____ DATASET RECORDS

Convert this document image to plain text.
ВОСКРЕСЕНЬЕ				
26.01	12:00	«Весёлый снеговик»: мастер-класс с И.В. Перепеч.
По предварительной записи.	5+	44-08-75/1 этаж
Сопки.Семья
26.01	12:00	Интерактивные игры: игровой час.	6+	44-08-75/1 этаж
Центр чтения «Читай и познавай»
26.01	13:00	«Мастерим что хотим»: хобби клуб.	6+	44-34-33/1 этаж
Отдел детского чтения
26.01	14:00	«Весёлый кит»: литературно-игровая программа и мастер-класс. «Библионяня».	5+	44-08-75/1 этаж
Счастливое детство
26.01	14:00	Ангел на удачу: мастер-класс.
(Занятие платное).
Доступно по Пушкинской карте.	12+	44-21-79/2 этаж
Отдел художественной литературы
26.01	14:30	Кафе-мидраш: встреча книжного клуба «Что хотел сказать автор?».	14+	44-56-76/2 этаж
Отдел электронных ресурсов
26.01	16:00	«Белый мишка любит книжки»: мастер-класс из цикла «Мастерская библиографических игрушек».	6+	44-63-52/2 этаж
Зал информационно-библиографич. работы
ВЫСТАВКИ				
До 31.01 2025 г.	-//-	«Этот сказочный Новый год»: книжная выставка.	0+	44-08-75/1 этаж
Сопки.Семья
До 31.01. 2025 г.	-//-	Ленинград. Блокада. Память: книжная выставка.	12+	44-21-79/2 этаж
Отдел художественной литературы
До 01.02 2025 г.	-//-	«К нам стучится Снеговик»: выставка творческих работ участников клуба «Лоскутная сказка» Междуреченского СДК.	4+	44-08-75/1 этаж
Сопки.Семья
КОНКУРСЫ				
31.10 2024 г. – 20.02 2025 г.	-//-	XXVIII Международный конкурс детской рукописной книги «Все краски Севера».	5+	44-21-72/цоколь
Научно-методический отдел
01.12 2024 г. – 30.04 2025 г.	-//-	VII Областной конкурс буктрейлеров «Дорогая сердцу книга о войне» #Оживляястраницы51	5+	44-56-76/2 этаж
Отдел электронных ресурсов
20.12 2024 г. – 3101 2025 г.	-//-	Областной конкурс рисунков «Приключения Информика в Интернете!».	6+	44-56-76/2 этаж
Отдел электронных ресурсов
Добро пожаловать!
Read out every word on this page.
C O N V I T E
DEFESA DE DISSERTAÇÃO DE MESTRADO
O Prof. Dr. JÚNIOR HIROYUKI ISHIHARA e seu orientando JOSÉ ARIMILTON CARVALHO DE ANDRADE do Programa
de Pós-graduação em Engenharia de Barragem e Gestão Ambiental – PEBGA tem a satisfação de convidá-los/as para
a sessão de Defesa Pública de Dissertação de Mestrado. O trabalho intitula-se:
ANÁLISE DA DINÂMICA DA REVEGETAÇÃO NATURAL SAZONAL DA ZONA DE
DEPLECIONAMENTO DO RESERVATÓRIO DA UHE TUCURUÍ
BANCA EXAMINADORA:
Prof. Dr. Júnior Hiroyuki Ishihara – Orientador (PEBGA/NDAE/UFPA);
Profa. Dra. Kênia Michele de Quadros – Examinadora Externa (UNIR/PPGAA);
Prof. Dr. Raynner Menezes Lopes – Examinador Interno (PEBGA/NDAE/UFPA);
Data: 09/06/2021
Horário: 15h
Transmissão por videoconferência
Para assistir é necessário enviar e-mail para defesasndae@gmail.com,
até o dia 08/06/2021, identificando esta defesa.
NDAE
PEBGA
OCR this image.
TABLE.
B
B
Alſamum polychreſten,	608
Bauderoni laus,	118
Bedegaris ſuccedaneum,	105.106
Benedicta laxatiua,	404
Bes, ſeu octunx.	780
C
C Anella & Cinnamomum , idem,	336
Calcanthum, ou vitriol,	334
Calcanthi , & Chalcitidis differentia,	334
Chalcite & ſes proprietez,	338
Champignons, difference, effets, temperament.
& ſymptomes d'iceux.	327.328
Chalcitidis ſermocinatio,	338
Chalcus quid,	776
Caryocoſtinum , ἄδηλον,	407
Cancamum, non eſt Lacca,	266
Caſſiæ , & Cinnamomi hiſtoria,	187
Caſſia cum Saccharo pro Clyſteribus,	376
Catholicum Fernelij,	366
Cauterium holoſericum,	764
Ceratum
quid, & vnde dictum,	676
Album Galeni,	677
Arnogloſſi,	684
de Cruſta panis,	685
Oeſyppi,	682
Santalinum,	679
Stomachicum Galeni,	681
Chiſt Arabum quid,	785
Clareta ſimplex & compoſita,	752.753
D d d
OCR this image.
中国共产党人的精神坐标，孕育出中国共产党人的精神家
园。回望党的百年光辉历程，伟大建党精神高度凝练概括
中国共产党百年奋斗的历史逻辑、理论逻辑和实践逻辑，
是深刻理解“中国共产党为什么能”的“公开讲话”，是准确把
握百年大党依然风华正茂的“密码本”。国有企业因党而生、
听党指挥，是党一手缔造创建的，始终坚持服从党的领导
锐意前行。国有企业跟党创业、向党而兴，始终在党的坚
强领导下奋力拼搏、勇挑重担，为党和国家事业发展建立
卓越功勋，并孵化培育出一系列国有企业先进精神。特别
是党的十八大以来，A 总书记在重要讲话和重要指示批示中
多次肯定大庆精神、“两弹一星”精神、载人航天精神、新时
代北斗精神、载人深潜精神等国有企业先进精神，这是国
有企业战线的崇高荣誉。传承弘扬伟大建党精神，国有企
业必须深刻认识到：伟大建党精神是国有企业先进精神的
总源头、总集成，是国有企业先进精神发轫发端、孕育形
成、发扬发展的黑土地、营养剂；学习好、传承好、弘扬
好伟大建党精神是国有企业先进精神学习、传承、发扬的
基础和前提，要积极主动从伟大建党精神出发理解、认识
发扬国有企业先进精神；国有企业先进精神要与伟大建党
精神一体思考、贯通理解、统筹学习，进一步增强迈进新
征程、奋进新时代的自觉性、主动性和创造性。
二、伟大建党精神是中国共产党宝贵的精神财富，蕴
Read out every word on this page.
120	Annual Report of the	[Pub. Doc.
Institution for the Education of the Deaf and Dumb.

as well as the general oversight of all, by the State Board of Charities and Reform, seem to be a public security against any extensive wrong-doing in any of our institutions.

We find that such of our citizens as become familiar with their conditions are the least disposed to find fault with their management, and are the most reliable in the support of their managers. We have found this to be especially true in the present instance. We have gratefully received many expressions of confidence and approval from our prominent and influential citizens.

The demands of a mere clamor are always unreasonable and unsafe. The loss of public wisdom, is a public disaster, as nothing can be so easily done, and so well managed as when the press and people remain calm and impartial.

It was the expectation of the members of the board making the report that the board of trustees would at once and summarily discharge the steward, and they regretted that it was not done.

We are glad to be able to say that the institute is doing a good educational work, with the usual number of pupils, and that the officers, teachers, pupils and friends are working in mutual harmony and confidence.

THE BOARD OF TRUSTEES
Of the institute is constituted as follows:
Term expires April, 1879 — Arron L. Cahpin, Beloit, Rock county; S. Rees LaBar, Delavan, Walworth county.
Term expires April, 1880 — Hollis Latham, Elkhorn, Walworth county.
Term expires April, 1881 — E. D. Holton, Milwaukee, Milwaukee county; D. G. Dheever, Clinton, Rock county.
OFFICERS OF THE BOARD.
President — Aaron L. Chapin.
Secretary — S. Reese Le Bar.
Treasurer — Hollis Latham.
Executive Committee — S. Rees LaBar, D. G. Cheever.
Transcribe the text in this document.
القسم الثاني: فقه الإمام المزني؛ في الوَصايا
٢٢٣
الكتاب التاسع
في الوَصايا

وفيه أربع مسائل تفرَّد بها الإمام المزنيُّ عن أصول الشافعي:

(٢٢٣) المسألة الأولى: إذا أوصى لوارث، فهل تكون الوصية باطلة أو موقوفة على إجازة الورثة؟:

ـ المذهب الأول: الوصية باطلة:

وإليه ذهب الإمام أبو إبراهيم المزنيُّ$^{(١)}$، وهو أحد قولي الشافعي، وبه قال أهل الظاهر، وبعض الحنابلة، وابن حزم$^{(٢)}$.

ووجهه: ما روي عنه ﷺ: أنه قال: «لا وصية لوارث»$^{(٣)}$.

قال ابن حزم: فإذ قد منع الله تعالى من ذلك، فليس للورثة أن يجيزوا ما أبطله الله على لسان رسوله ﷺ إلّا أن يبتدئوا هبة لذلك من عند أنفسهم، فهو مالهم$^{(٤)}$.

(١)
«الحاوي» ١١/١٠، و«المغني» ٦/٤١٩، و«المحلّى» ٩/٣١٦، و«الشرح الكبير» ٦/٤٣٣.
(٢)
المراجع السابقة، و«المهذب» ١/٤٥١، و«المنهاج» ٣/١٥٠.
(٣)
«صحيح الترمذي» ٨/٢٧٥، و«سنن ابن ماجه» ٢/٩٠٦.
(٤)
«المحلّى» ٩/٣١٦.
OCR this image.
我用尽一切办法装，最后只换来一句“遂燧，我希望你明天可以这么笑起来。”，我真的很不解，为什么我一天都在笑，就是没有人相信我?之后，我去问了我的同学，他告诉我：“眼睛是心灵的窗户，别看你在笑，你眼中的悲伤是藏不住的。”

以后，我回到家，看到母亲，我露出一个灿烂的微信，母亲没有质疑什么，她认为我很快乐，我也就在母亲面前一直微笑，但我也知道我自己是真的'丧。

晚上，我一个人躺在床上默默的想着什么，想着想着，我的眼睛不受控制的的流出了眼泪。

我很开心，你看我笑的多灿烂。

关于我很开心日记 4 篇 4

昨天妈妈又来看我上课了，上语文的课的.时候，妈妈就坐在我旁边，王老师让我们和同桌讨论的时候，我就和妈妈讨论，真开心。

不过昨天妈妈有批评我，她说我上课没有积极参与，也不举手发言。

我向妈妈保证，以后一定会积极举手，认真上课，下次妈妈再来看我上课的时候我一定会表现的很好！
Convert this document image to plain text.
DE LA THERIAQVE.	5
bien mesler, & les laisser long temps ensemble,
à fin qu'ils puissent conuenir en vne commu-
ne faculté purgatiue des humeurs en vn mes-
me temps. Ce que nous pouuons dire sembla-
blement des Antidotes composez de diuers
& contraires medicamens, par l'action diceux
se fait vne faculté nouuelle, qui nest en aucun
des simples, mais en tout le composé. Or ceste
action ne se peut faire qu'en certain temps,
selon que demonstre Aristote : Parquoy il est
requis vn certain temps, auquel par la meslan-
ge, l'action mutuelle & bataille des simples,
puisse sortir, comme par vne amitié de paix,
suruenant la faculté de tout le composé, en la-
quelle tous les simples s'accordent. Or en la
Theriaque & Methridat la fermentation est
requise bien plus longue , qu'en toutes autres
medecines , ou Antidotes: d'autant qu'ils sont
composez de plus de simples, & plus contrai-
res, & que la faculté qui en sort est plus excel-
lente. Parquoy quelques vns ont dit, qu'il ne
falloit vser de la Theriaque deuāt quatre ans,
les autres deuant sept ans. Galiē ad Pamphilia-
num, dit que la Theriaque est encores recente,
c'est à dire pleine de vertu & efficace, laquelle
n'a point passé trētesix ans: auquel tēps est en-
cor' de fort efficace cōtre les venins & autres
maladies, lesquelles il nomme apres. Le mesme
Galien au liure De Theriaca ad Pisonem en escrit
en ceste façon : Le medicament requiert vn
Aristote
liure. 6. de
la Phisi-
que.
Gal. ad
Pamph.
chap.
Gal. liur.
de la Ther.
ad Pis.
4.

________

From the listing above, copy all lines holding the word "plus".

requise bien plus longue , qu'en toutes autres
composez de plus de simples, & plus contrai-
res, & que la faculté qui en sort est plus excel-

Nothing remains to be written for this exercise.